Stored entries:
— Begin —

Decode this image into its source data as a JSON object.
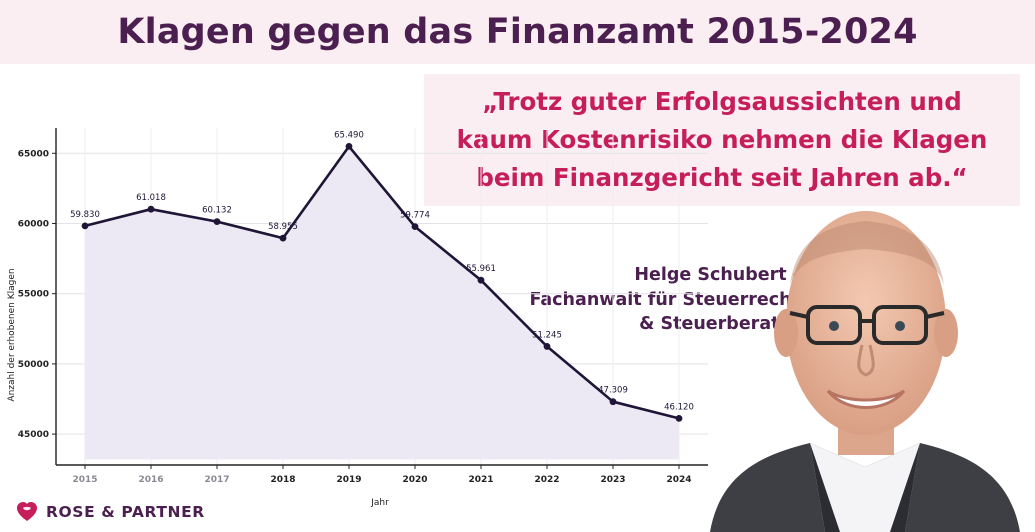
{
  "header": {
    "title": "Klagen gegen das Finanzamt 2015-2024"
  },
  "quote": {
    "lines": [
      "„Trotz guter Erfolgsaussichten und",
      "kaum Kostenrisiko nehmen die Klagen",
      "beim Finanzgericht seit Jahren ab.“"
    ]
  },
  "speaker": {
    "lines": [
      "Helge Schubert -",
      "Fachanwalt für Steuerrecht",
      "& Steuerberater"
    ]
  },
  "logo": {
    "text": "ROSE & PARTNER",
    "icon": "rose-logo-icon"
  },
  "colors": {
    "title": "#4b1f4f",
    "quote": "#c51e5b",
    "band": "#fbeef2",
    "line": "#1f1536",
    "area": "#ece8f4"
  },
  "chart_data": {
    "type": "area",
    "x": [
      "2015",
      "2016",
      "2017",
      "2018",
      "2019",
      "2020",
      "2021",
      "2022",
      "2023",
      "2024"
    ],
    "series": [
      {
        "values": [
          59830,
          61018,
          60132,
          58955,
          65490,
          59774,
          55961,
          51245,
          47309,
          46120
        ]
      }
    ],
    "data_labels": [
      "59.830",
      "61.018",
      "60.132",
      "58.955",
      "65.490",
      "59.774",
      "55.961",
      "51.245",
      "47.309",
      "46.120"
    ],
    "xlabel": "Jahr",
    "ylabel": "Anzahl der erhobenen Klagen",
    "yticks": [
      45000,
      50000,
      55000,
      60000,
      65000
    ],
    "ytick_labels": [
      "45000",
      "50000",
      "55000",
      "60000",
      "65000"
    ],
    "ylim": [
      42800,
      66800
    ],
    "area_baseline": 43200,
    "grid": true,
    "legend": "none"
  }
}
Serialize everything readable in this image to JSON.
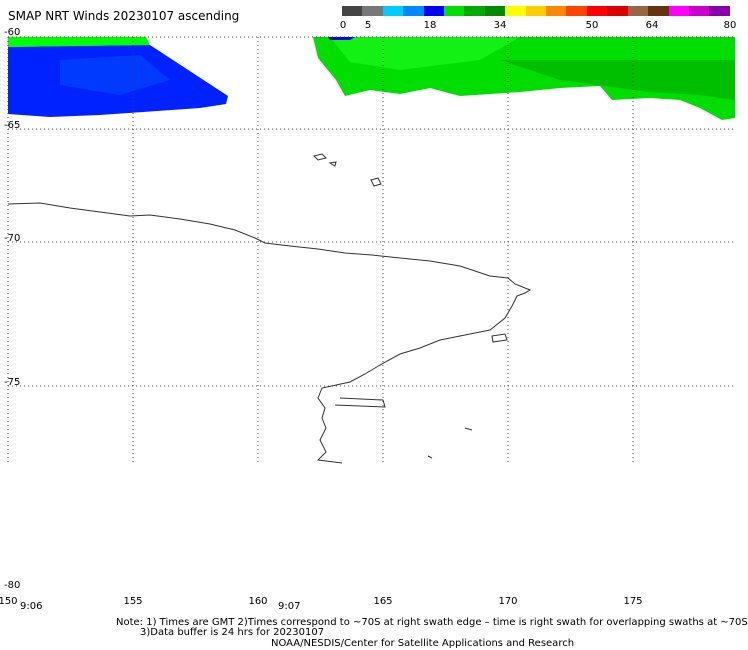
{
  "title": "SMAP NRT Winds 20230107 ascending",
  "colorbar": {
    "labels": [
      "0",
      "5",
      "18",
      "34",
      "50",
      "64",
      "80"
    ],
    "colors": [
      "#444444",
      "#777777",
      "#00ccff",
      "#0088ff",
      "#0000ff",
      "#00dd00",
      "#00aa00",
      "#008800",
      "#ffff00",
      "#ffcc00",
      "#ff8800",
      "#ff4400",
      "#ff0000",
      "#dd0000",
      "#996644",
      "#663311",
      "#ff00ff",
      "#cc00cc",
      "#8800aa"
    ]
  },
  "axes": {
    "lat_labels": [
      "-60",
      "-65",
      "-70",
      "-75",
      "-80"
    ],
    "lon_labels": [
      "150",
      "155",
      "160",
      "165",
      "170",
      "175"
    ],
    "time_labels": [
      "9:06",
      "9:07"
    ]
  },
  "notes": {
    "line1": "Note: 1) Times are GMT 2)Times correspond to ~70S at right swath edge – time is right swath for overlapping swaths at ~70S",
    "line2": "3)Data buffer is 24 hrs for 20230107",
    "line3": "NOAA/NESDIS/Center for Satellite Applications and Research"
  }
}
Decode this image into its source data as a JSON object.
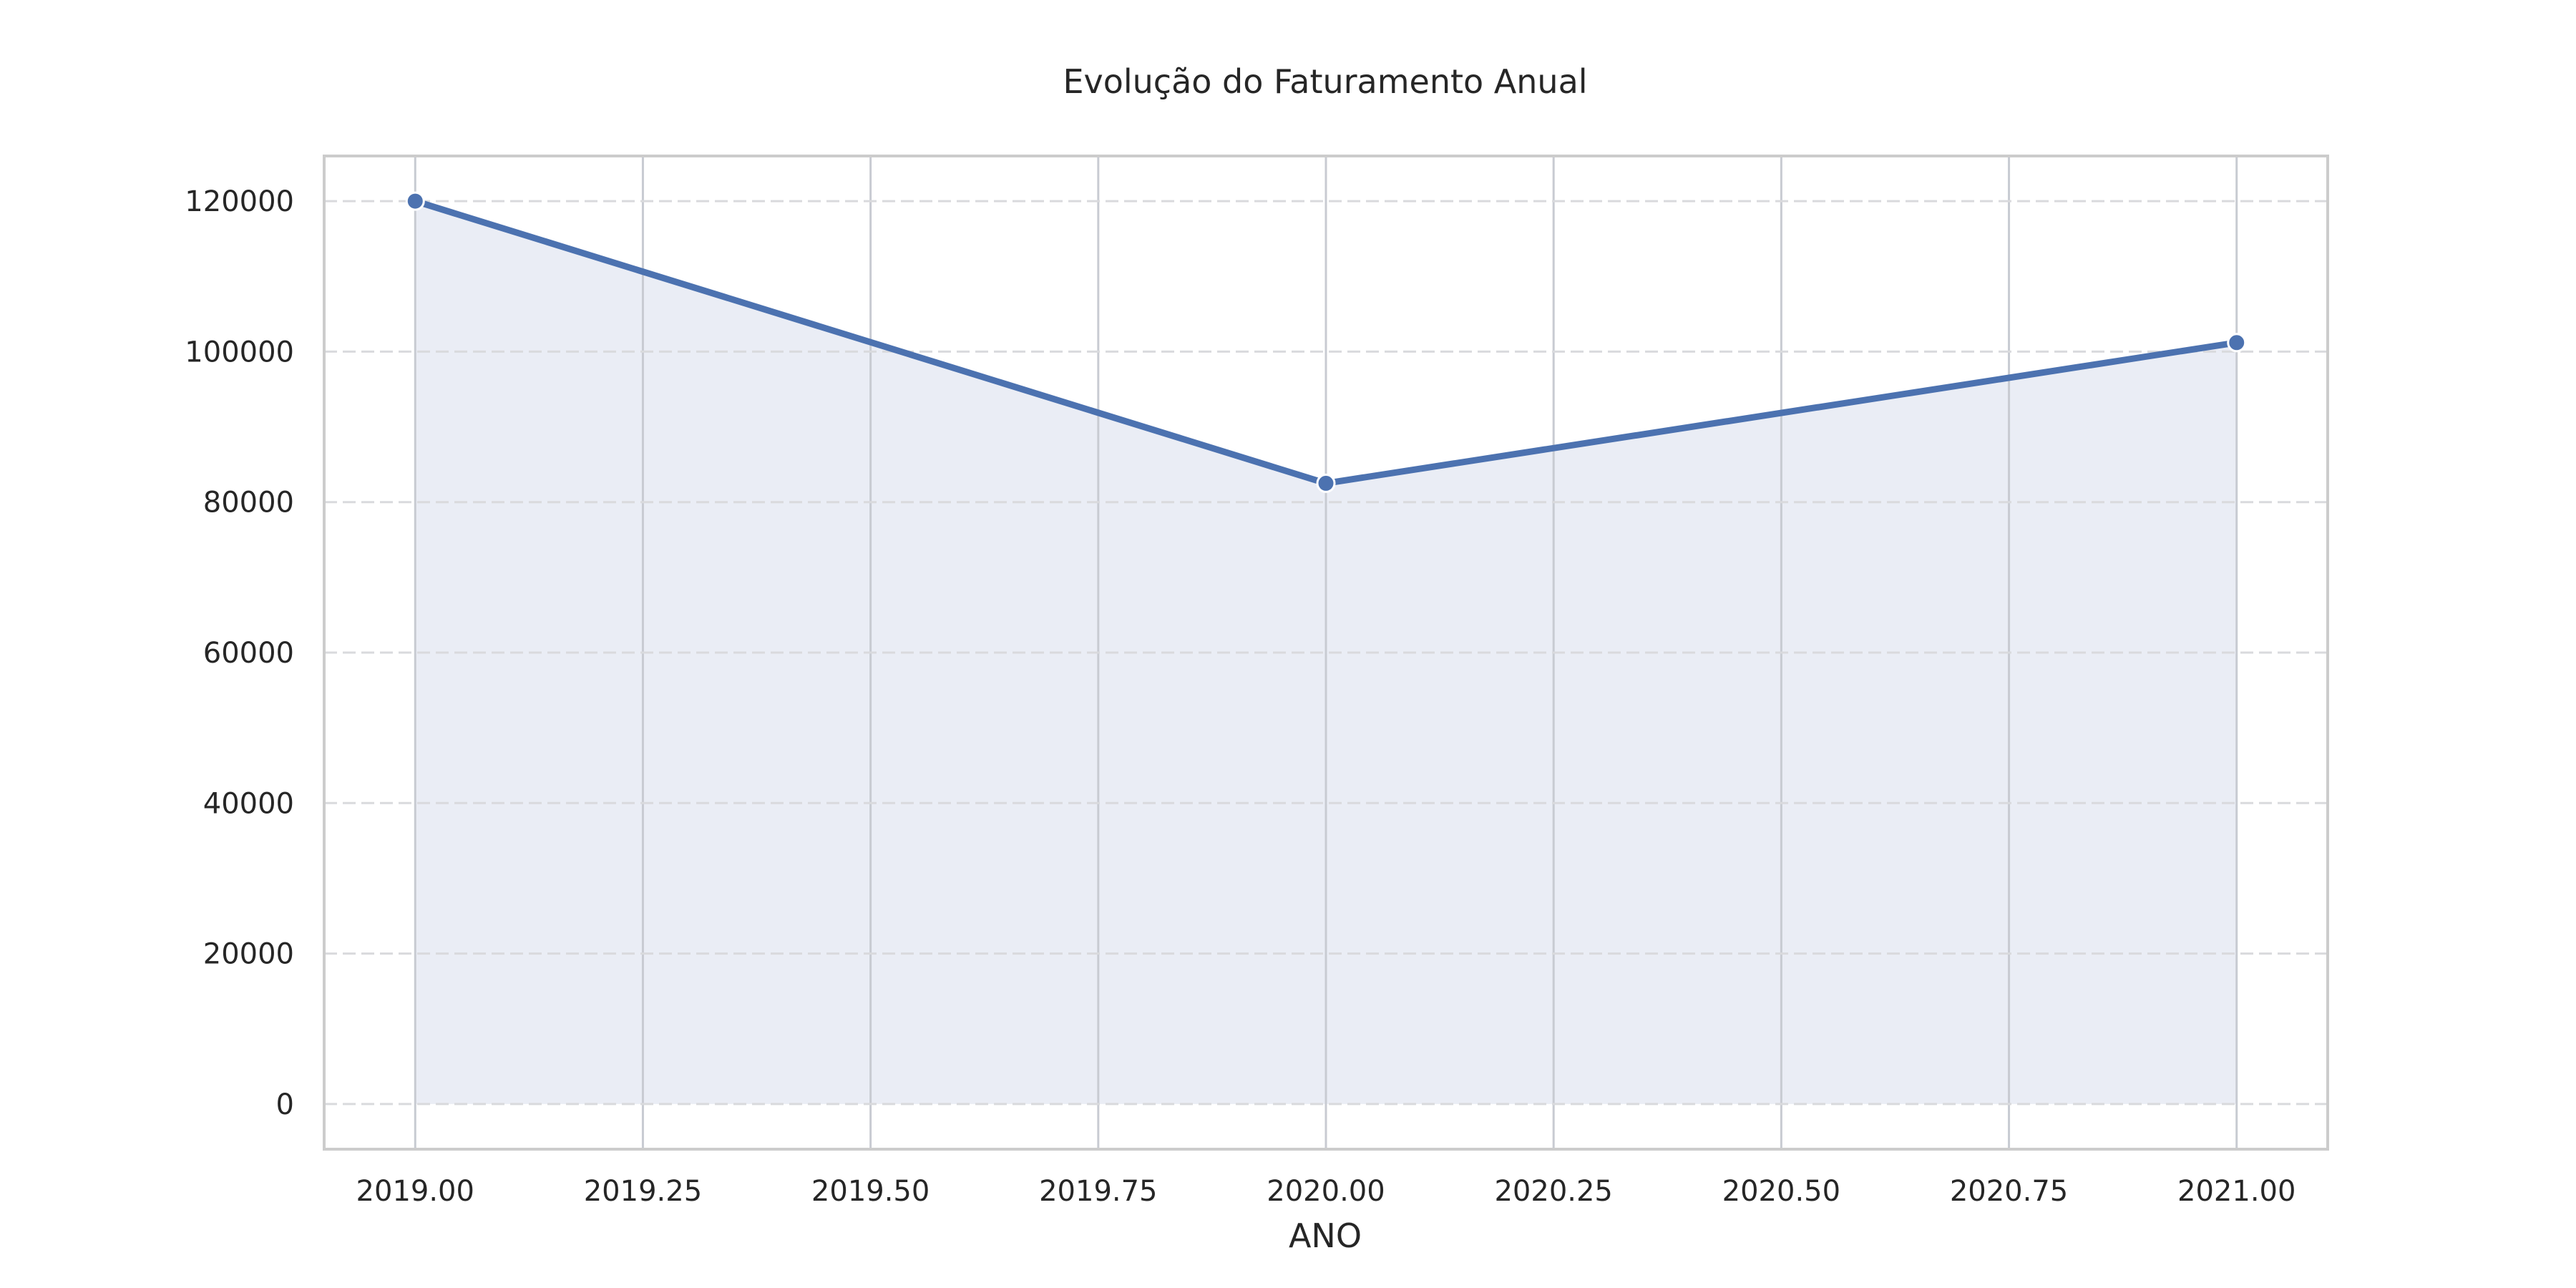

— End —

## EXERCISE INSTRUCTIONS
Take the entries shown above and quote them verbatim, passing over the pictures.

## FULL RESPONSE
Decode this image into its source data as a JSON object.
{
  "header": {
    "title": "Klagen gegen das Finanzamt 2015-2024"
  },
  "quote": {
    "lines": [
      "„Trotz guter Erfolgsaussichten und",
      "kaum Kostenrisiko nehmen die Klagen",
      "beim Finanzgericht seit Jahren ab.“"
    ]
  },
  "speaker": {
    "lines": [
      "Helge Schubert -",
      "Fachanwalt für Steuerrecht",
      "& Steuerberater"
    ]
  },
  "logo": {
    "text": "ROSE & PARTNER",
    "icon": "rose-logo-icon"
  },
  "colors": {
    "title": "#4b1f4f",
    "quote": "#c51e5b",
    "band": "#fbeef2",
    "line": "#1f1536",
    "area": "#ece8f4"
  },
  "chart_data": {
    "type": "area",
    "x": [
      "2015",
      "2016",
      "2017",
      "2018",
      "2019",
      "2020",
      "2021",
      "2022",
      "2023",
      "2024"
    ],
    "series": [
      {
        "values": [
          59830,
          61018,
          60132,
          58955,
          65490,
          59774,
          55961,
          51245,
          47309,
          46120
        ]
      }
    ],
    "data_labels": [
      "59.830",
      "61.018",
      "60.132",
      "58.955",
      "65.490",
      "59.774",
      "55.961",
      "51.245",
      "47.309",
      "46.120"
    ],
    "xlabel": "Jahr",
    "ylabel": "Anzahl der erhobenen Klagen",
    "yticks": [
      45000,
      50000,
      55000,
      60000,
      65000
    ],
    "ytick_labels": [
      "45000",
      "50000",
      "55000",
      "60000",
      "65000"
    ],
    "ylim": [
      42800,
      66800
    ],
    "area_baseline": 43200,
    "grid": true,
    "legend": "none"
  }
}
Serialize everything readable in this image to JSON.
{
  "title": "SMAP NRT Winds 20230107 ascending",
  "colorbar": {
    "labels": [
      "0",
      "5",
      "18",
      "34",
      "50",
      "64",
      "80"
    ],
    "colors": [
      "#444444",
      "#777777",
      "#00ccff",
      "#0088ff",
      "#0000ff",
      "#00dd00",
      "#00aa00",
      "#008800",
      "#ffff00",
      "#ffcc00",
      "#ff8800",
      "#ff4400",
      "#ff0000",
      "#dd0000",
      "#996644",
      "#663311",
      "#ff00ff",
      "#cc00cc",
      "#8800aa"
    ]
  },
  "axes": {
    "lat_labels": [
      "-60",
      "-65",
      "-70",
      "-75",
      "-80"
    ],
    "lon_labels": [
      "150",
      "155",
      "160",
      "165",
      "170",
      "175"
    ],
    "time_labels": [
      "9:06",
      "9:07"
    ]
  },
  "notes": {
    "line1": "Note: 1) Times are GMT 2)Times correspond to ~70S at right swath edge – time is right swath for overlapping swaths at ~70S",
    "line2": "3)Data buffer is 24 hrs for 20230107",
    "line3": "NOAA/NESDIS/Center for Satellite Applications and Research"
  }
}
Decode this image into its source data as a JSON object.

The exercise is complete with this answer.